→ WHAT THIS EXERCISE ASKS
(A) Please summarize the post about writer's block and comparison in two sentences.
(B) Carry on with the post about writer's block and comparison, picking up right after its closing question.

→ EXCERPTED PASSAGE
%%

I've been totally stuck. Not just a temporary writer's block but a complete concrete wall stall. I have four or five topics started and none finished! I guess intimidation snuck in. I don't consider myself easily intimidated, especially on the professional front. I've gained a lot of confidence and fearlessness over the years by taking risks, going outside my comfort zone and feeling the rush of an expanded zone. The good news is that people see you as human when you put out content that's not written perfectly and may have a mistake or two. I'm going to remember that. Better 90% good enough than not at all. Don't let 10% wrong intimidate you!
So, let's get back to it. Get going with a few lines. Then one line will inspire the next.
My radio station commented that "Comparison is the killer of joy" and then added "Facebook is the king of comparison." They were talking about people wanting what others have - certain house etc, then making the point about Facebook prompting constant comparison and the dark side of it, which we've been hearing a lot about lately.
Is comparison good or bad or depends?

%%

→ Element and region listings
%%

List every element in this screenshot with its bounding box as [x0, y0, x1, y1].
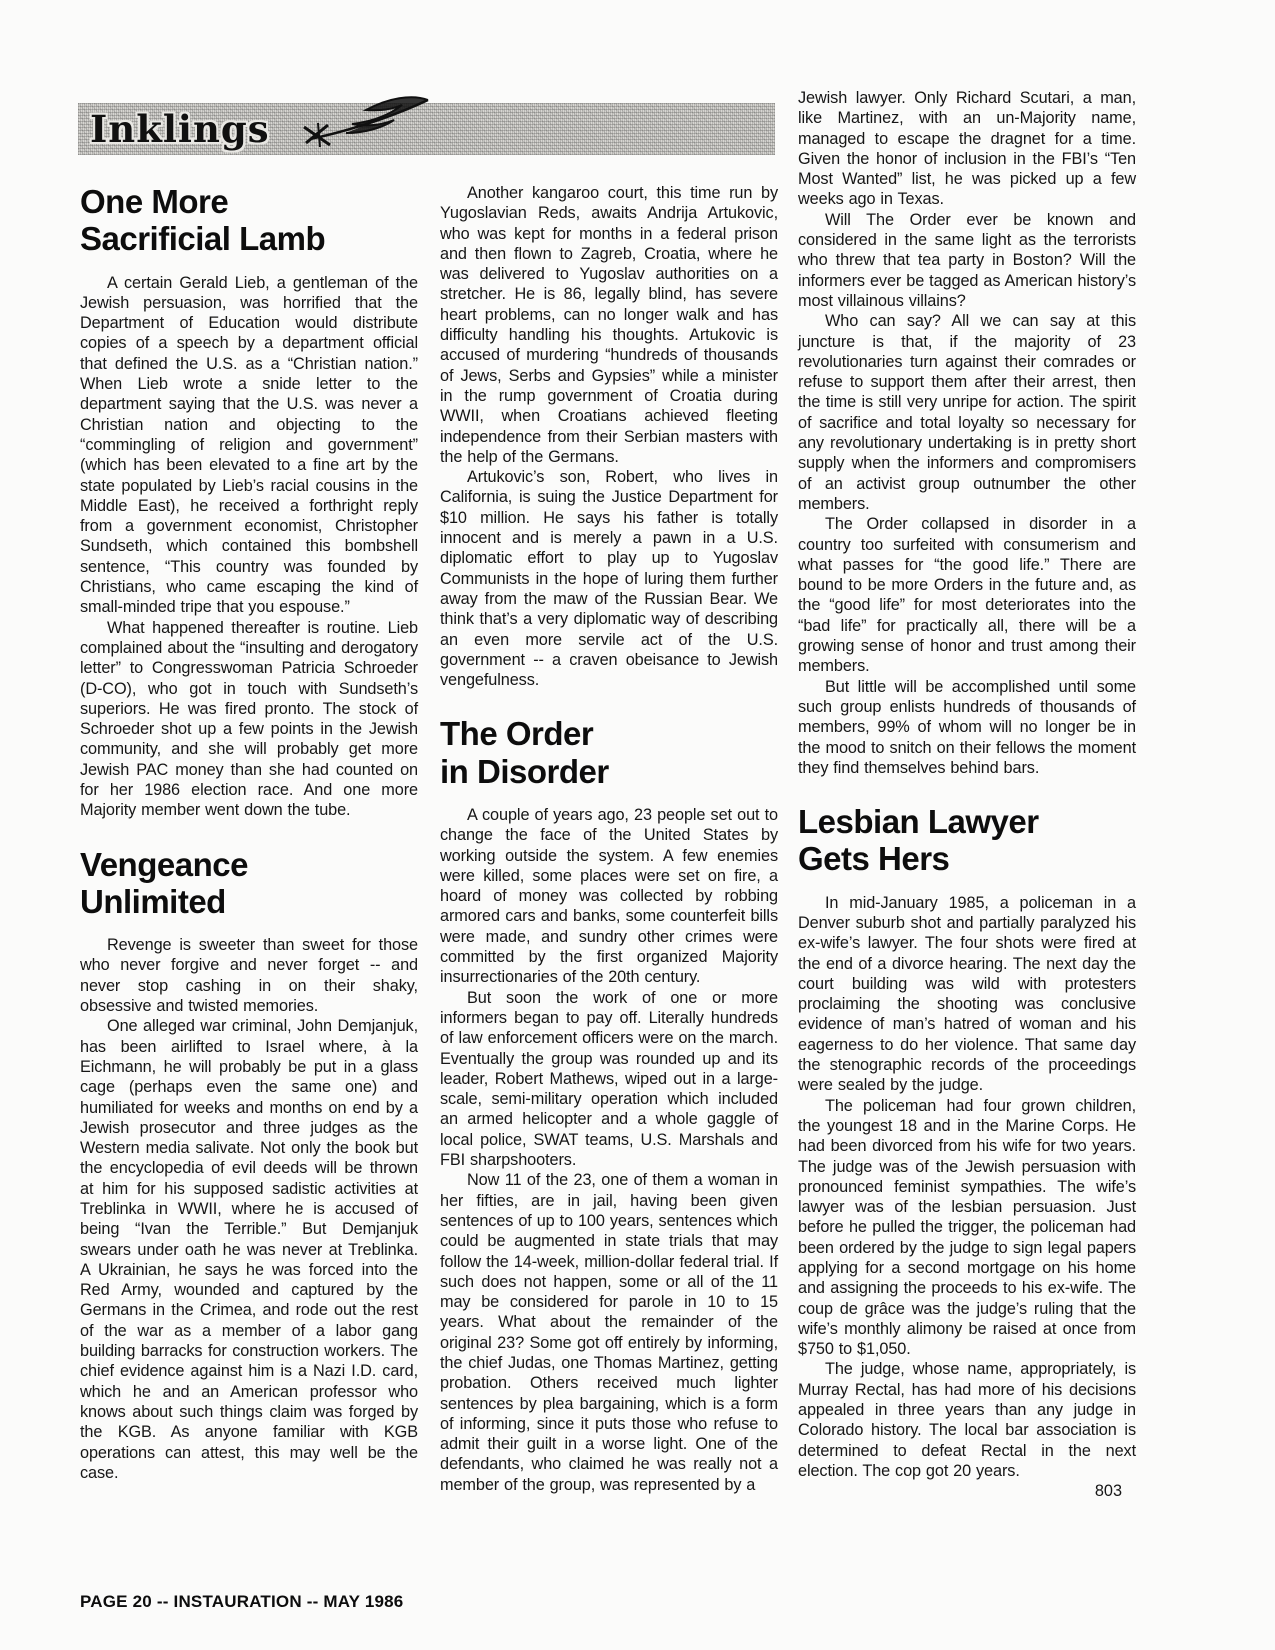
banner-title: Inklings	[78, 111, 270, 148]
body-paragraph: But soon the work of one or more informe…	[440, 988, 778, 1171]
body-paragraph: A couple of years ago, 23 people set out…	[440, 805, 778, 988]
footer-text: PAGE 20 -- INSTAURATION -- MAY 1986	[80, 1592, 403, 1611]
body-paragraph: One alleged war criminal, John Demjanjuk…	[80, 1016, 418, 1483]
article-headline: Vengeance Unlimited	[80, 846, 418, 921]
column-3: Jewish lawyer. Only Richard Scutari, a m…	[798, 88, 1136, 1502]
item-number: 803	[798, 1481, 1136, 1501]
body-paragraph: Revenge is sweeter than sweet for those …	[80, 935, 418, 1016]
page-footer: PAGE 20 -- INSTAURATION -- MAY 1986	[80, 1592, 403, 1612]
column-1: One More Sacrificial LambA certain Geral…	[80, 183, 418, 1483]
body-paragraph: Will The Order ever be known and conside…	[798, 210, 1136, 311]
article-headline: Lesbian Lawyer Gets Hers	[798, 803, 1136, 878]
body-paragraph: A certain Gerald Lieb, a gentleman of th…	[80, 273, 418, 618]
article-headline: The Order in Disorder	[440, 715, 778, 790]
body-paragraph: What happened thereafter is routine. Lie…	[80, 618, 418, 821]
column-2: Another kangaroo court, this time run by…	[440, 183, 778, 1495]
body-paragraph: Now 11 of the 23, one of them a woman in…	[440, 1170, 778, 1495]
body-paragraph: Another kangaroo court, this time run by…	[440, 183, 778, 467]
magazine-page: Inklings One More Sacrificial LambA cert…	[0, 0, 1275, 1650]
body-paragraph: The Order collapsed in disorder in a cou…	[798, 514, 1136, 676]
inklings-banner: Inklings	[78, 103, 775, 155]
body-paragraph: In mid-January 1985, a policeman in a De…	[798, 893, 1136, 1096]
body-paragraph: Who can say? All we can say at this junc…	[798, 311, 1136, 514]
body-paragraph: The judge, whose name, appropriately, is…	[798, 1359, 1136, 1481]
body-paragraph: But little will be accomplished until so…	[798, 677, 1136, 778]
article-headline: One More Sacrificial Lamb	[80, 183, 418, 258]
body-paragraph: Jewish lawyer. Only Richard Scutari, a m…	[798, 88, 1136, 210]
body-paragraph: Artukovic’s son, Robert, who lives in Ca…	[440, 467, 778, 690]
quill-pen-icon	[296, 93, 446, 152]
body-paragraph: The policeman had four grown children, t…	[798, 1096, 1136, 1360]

%%

→ RESULTS OF THE TASKS
(A) The writer has been completely stuck, with four or five topics started and none finished, and blames intimidation, but resolves that 90% good enough beats nothing at all because imperfect content shows people you are human. Getting back to writing, the writer picks up a radio station's remark that comparison is the killer of joy and that Facebook is the king of comparison, then asks whether comparison is good, bad, or depends.

(B)
The world is competitive. Work is competitive. We need ways to compare and be inspired by others. It's unbelievable to watch ironman world champion competitors race with what appears to be grace and ease while knowing it's an immense mental struggle piled on to the physical demands. And be inspired by the winner who said, "I never suffered so much."
There's a fine line between inspiration and intimidation.
I have to work hard in my casual-but-committed sports of swimming, biking and running to pay attention ONLY to MY goals. I managed some training gains and unexpected individual sport gains last year. But racing? A bust if I just look at total time.
I crossed the line into intimidation. It is a race, isn't it? Yes it is. I must stop watching the others and start focusing on me. On my specific definition of success. And I'm going to start logging the very specific little gains that are worth happiness and gratitude to build on. It's a bit easier to do after coming back from an injury. An injury causes you to re-set. Appreciate gains. If you've felt down (mental "injury" counts) or just stuck, think about a serious re-set.
An overwhelming number of authors and people in conversation swear that meditation will improve focus . Improved focus will help you achieve goals and be happy(ier) with results. 5- 10 minutes per day. Do-able.
What will you do in your personal and work life to stay focused? Can you proactively communication with your boss to make sure you're on the same page about what you need to accomplish for success? Keep calm(er) and truly carry on.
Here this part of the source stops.